--- THE EXERCISE ---
Return the records exactly as they are.

--- DATA EXCERPTS ---
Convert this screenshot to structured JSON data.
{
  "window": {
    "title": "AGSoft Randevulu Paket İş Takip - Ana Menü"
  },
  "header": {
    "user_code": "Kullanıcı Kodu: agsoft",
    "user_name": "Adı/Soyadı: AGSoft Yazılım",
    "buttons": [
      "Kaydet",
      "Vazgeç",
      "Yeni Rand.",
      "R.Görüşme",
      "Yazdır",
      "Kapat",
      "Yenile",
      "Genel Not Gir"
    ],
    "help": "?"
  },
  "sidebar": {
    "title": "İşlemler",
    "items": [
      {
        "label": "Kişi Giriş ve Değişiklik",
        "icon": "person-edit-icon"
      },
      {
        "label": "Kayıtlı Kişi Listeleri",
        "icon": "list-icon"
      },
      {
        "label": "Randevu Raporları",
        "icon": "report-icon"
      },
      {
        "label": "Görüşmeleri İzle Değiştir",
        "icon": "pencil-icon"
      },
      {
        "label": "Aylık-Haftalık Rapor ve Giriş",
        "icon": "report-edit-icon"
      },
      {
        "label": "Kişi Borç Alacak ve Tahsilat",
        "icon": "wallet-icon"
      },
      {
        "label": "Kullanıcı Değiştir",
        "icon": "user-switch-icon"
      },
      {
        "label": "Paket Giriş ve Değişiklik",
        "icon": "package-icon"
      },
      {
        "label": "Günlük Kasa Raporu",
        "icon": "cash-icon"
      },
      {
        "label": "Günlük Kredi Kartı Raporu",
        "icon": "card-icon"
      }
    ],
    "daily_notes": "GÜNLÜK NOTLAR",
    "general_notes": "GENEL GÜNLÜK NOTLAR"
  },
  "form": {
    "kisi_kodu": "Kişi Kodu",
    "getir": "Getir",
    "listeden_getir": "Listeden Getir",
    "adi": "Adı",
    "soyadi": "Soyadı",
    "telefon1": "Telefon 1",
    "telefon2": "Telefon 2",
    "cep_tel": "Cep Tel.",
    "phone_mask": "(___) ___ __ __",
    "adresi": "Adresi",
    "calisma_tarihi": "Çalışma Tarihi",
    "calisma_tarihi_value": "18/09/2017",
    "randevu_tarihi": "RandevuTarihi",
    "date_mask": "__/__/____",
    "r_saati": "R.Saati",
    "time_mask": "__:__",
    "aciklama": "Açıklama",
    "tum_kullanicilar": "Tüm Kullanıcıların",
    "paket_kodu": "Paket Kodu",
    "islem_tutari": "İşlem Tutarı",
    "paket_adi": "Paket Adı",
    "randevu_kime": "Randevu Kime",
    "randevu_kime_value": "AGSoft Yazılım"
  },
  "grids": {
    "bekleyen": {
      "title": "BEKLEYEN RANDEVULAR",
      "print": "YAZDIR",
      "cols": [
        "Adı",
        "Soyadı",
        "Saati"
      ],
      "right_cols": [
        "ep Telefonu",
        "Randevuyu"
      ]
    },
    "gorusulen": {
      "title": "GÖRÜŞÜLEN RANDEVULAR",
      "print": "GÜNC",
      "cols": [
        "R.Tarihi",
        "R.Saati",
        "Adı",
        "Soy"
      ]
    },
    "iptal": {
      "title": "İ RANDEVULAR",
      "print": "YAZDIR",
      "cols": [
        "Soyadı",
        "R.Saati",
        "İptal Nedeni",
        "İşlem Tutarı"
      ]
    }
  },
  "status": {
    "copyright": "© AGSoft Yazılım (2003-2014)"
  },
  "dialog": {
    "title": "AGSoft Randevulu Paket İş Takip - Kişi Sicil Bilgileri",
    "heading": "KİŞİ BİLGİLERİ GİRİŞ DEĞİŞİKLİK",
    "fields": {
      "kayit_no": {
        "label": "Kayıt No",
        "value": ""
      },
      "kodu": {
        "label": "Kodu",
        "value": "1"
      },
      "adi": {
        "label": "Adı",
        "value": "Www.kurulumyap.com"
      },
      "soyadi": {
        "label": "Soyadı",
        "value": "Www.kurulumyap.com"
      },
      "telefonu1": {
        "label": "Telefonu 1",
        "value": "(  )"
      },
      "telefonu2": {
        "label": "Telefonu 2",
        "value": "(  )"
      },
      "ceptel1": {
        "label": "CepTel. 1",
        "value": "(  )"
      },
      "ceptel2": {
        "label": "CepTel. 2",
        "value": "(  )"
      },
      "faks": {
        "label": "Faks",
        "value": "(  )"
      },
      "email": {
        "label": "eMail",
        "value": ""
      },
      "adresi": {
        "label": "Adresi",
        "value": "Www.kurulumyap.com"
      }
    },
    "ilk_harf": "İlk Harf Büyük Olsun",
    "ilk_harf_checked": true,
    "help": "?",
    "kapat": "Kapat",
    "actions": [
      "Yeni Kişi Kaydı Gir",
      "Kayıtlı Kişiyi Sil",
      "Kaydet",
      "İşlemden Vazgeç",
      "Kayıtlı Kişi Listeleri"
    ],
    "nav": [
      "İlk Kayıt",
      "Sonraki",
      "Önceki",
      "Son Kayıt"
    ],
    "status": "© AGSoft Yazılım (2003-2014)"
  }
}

--- SOLVED PROBLEM ---
Convert this screenshot to structured JSON data.
{
  "window": {
    "title": "AGSoft Randevulu Paket İş Takip - Ana Menü"
  },
  "header": {
    "user_code": "Kullanıcı Kodu: agsoft",
    "user_name": "Adı/Soyadı: AGSoft Yazılım",
    "buttons": [
      "Kaydet",
      "Vazgeç",
      "Yeni Rand.",
      "R.Görüşme",
      "Yazdır",
      "Kapat",
      "Yenile",
      "Genel Not Gir"
    ],
    "help": "?"
  },
  "sidebar": {
    "title": "İşlemler",
    "items": [
      {
        "label": "Kişi Giriş ve Değişiklik",
        "icon": "person-edit-icon"
      },
      {
        "label": "Kayıtlı Kişi Listeleri",
        "icon": "list-icon"
      },
      {
        "label": "Randevu Raporları",
        "icon": "report-icon"
      },
      {
        "label": "Görüşmeleri İzle Değiştir",
        "icon": "pencil-icon"
      },
      {
        "label": "Aylık-Haftalık Rapor ve Giriş",
        "icon": "report-edit-icon"
      },
      {
        "label": "Kişi Borç Alacak ve Tahsilat",
        "icon": "wallet-icon"
      },
      {
        "label": "Kullanıcı Değiştir",
        "icon": "user-switch-icon"
      },
      {
        "label": "Paket Giriş ve Değişiklik",
        "icon": "package-icon"
      },
      {
        "label": "Günlük Kasa Raporu",
        "icon": "cash-icon"
      },
      {
        "label": "Günlük Kredi Kartı Raporu",
        "icon": "card-icon"
      }
    ],
    "daily_notes": "GÜNLÜK NOTLAR",
    "general_notes": "GENEL GÜNLÜK NOTLAR"
  },
  "form": {
    "kisi_kodu": "Kişi Kodu",
    "getir": "Getir",
    "listeden_getir": "Listeden Getir",
    "adi": "Adı",
    "soyadi": "Soyadı",
    "telefon1": "Telefon 1",
    "telefon2": "Telefon 2",
    "cep_tel": "Cep Tel.",
    "phone_mask": "(___) ___ __ __",
    "adresi": "Adresi",
    "calisma_tarihi": "Çalışma Tarihi",
    "calisma_tarihi_value": "18/09/2017",
    "randevu_tarihi": "RandevuTarihi",
    "date_mask": "__/__/____",
    "r_saati": "R.Saati",
    "time_mask": "__:__",
    "aciklama": "Açıklama",
    "tum_kullanicilar": "Tüm Kullanıcıların",
    "paket_kodu": "Paket Kodu",
    "islem_tutari": "İşlem Tutarı",
    "paket_adi": "Paket Adı",
    "randevu_kime": "Randevu Kime",
    "randevu_kime_value": "AGSoft Yazılım"
  },
  "grids": {
    "bekleyen": {
      "title": "BEKLEYEN RANDEVULAR",
      "print": "YAZDIR",
      "cols": [
        "Adı",
        "Soyadı",
        "Saati"
      ],
      "right_cols": [
        "ep Telefonu",
        "Randevuyu"
      ]
    },
    "gorusulen": {
      "title": "GÖRÜŞÜLEN RANDEVULAR",
      "print": "GÜNC",
      "cols": [
        "R.Tarihi",
        "R.Saati",
        "Adı",
        "Soy"
      ]
    },
    "iptal": {
      "title": "İ RANDEVULAR",
      "print": "YAZDIR",
      "cols": [
        "Soyadı",
        "R.Saati",
        "İptal Nedeni",
        "İşlem Tutarı"
      ]
    }
  },
  "status": {
    "copyright": "© AGSoft Yazılım (2003-2014)"
  },
  "dialog": {
    "title": "AGSoft Randevulu Paket İş Takip - Kişi Sicil Bilgileri",
    "heading": "KİŞİ BİLGİLERİ GİRİŞ DEĞİŞİKLİK",
    "fields": {
      "kayit_no": {
        "label": "Kayıt No",
        "value": ""
      },
      "kodu": {
        "label": "Kodu",
        "value": "1"
      },
      "adi": {
        "label": "Adı",
        "value": "Www.kurulumyap.com"
      },
      "soyadi": {
        "label": "Soyadı",
        "value": "Www.kurulumyap.com"
      },
      "telefonu1": {
        "label": "Telefonu 1",
        "value": "(  )"
      },
      "telefonu2": {
        "label": "Telefonu 2",
        "value": "(  )"
      },
      "ceptel1": {
        "label": "CepTel. 1",
        "value": "(  )"
      },
      "ceptel2": {
        "label": "CepTel. 2",
        "value": "(  )"
      },
      "faks": {
        "label": "Faks",
        "value": "(  )"
      },
      "email": {
        "label": "eMail",
        "value": ""
      },
      "adresi": {
        "label": "Adresi",
        "value": "Www.kurulumyap.com"
      }
    },
    "ilk_harf": "İlk Harf Büyük Olsun",
    "ilk_harf_checked": true,
    "help": "?",
    "kapat": "Kapat",
    "actions": [
      "Yeni Kişi Kaydı Gir",
      "Kayıtlı Kişiyi Sil",
      "Kaydet",
      "İşlemden Vazgeç",
      "Kayıtlı Kişi Listeleri"
    ],
    "nav": [
      "İlk Kayıt",
      "Sonraki",
      "Önceki",
      "Son Kayıt"
    ],
    "status": "© AGSoft Yazılım (2003-2014)"
  }
}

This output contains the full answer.